### Task instructions
Can you copy the lines below character for character, from the line containing "Segment this screenshot: for" through the line containing "share-button[interactable] — [609, 980, 639, 1010]", with both of those lines included?

### Materials provided
┄┄┄┄┄┄

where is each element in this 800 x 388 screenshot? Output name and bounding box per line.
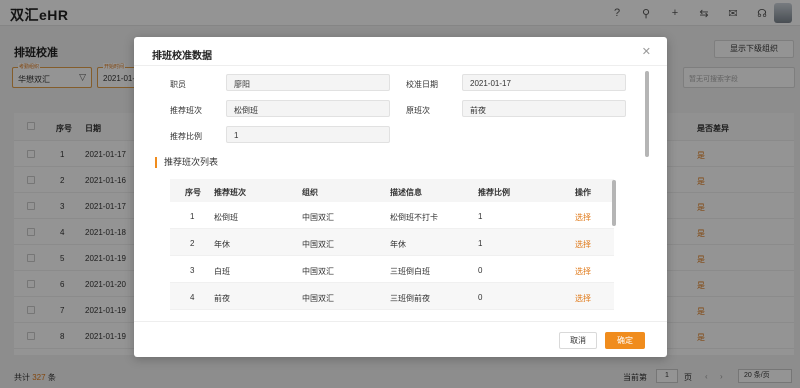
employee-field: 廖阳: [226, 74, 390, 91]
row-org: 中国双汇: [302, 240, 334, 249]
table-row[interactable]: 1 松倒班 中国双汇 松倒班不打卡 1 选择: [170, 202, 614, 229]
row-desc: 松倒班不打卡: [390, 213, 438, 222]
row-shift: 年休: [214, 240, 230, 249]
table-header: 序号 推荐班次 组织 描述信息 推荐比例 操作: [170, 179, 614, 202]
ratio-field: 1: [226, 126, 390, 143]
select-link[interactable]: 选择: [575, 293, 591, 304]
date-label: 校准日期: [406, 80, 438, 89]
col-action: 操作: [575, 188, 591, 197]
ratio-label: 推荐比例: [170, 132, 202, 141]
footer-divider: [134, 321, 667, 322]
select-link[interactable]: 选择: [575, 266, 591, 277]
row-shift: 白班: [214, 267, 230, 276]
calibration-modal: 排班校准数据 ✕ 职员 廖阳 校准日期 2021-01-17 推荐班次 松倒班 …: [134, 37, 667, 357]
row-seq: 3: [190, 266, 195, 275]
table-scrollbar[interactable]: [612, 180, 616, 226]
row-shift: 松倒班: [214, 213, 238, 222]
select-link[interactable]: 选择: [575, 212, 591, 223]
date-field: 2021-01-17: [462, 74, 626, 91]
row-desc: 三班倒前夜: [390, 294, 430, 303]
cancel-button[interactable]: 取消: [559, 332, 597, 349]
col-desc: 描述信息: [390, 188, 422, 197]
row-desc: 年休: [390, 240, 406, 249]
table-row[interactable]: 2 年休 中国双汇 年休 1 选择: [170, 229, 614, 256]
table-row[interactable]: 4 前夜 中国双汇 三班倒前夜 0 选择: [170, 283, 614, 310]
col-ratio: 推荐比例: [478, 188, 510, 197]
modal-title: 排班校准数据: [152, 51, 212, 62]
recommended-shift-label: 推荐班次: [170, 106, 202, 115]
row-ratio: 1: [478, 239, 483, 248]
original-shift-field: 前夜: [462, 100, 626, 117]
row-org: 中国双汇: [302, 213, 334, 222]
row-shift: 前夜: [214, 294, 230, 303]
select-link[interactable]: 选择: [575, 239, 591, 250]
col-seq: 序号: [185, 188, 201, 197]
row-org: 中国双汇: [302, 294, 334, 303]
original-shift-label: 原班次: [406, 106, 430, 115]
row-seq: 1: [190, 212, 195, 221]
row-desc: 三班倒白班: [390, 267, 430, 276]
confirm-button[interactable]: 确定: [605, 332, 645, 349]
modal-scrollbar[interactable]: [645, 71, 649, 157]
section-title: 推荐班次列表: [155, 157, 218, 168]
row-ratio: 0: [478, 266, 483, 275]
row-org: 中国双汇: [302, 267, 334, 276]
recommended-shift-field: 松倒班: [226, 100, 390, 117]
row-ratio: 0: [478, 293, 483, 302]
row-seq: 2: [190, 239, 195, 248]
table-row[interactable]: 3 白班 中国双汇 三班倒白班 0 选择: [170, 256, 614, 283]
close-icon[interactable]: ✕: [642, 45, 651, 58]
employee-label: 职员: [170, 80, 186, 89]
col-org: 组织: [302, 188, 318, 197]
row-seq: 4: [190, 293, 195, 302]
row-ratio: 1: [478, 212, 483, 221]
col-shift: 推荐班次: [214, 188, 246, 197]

┄┄┄┄┄┄

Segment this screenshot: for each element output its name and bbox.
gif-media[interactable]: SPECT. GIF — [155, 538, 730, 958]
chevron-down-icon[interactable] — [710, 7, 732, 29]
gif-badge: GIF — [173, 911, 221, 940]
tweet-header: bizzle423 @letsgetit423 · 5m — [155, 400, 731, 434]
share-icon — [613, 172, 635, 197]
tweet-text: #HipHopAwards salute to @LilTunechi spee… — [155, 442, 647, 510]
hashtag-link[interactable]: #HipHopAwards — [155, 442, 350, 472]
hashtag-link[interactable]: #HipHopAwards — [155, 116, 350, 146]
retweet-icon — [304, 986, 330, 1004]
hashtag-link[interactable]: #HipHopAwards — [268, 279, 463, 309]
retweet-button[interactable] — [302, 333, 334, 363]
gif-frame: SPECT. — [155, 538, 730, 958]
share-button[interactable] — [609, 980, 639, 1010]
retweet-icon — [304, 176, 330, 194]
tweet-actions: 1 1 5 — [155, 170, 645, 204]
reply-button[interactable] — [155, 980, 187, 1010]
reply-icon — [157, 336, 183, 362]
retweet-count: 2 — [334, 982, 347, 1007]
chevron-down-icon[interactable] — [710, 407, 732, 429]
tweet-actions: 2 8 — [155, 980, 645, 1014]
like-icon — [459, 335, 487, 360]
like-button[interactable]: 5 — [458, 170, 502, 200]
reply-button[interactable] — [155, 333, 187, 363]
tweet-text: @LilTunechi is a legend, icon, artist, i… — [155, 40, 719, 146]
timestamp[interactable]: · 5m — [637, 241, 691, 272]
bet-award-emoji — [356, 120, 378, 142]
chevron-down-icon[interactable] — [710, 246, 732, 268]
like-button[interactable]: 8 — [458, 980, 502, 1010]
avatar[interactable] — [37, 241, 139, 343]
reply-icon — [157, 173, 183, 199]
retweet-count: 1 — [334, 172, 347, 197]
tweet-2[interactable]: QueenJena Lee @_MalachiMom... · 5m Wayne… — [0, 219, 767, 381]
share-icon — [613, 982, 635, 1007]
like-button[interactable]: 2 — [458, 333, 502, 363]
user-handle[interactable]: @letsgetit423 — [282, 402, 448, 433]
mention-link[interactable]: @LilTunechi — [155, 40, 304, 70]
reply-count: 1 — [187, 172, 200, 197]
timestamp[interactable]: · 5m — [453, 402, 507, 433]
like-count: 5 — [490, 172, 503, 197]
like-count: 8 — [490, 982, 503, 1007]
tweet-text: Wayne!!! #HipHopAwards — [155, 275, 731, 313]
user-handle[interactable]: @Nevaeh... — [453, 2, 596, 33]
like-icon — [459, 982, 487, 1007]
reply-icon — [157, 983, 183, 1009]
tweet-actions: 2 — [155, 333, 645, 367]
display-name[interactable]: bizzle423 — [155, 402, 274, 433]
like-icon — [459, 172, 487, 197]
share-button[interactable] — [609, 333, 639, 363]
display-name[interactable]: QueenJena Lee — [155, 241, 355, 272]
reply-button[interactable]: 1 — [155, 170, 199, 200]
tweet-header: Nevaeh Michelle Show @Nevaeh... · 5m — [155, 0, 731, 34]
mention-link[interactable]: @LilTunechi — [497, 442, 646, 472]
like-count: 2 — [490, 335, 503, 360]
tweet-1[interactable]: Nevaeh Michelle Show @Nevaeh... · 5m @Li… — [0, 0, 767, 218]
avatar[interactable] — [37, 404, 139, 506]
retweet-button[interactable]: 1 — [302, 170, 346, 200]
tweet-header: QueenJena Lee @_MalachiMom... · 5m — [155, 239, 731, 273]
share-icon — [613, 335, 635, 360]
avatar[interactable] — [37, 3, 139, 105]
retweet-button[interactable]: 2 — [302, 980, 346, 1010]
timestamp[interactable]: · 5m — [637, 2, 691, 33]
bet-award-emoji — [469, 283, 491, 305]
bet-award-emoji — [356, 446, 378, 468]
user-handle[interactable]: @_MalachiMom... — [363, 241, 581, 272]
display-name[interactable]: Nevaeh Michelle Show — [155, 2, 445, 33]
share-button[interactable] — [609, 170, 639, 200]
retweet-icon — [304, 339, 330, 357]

┄┄┄┄┄┄

### Exercise solution
Segment this screenshot: for each element output its name and bbox.
gif-media[interactable]: SPECT. GIF — [155, 538, 730, 958]
chevron-down-icon[interactable] — [710, 7, 732, 29]
gif-badge: GIF — [173, 911, 221, 940]
tweet-header: bizzle423 @letsgetit423 · 5m — [155, 400, 731, 434]
share-icon — [613, 172, 635, 197]
tweet-text: #HipHopAwards salute to @LilTunechi spee… — [155, 442, 647, 510]
hashtag-link[interactable]: #HipHopAwards — [155, 442, 350, 472]
hashtag-link[interactable]: #HipHopAwards — [155, 116, 350, 146]
retweet-icon — [304, 986, 330, 1004]
hashtag-link[interactable]: #HipHopAwards — [268, 279, 463, 309]
retweet-button[interactable] — [302, 333, 334, 363]
gif-frame: SPECT. — [155, 538, 730, 958]
share-button[interactable] — [609, 980, 639, 1010]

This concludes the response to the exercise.